Pull every line containing "number" out of the material below.
— start —
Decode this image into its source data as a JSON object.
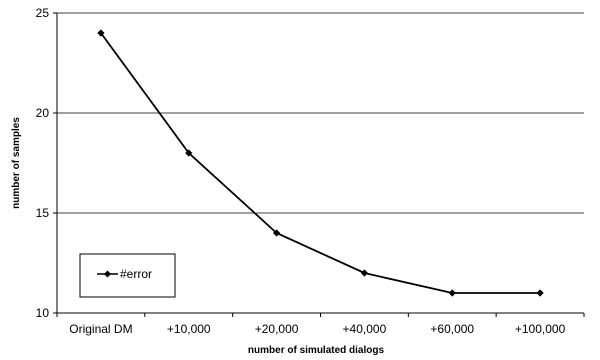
{
  "chart_data": {
    "type": "line",
    "title": "",
    "xlabel": "number of simulated dialogs",
    "ylabel": "number of samples",
    "categories": [
      "Original DM",
      "+10,000",
      "+20,000",
      "+40,000",
      "+60,000",
      "+100,000"
    ],
    "series": [
      {
        "name": "#error",
        "values": [
          24,
          18,
          14,
          12,
          11,
          11
        ],
        "color": "#000000",
        "marker": "diamond"
      }
    ],
    "ylim": [
      10,
      25
    ],
    "yticks": [
      10,
      15,
      20,
      25
    ],
    "grid": "horizontal",
    "legend_position": "bottom-left"
  }
}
— end —
■ RIGHT ANSWER ■
    "xlabel": "number of simulated dialogs",
    "ylabel": "number of samples",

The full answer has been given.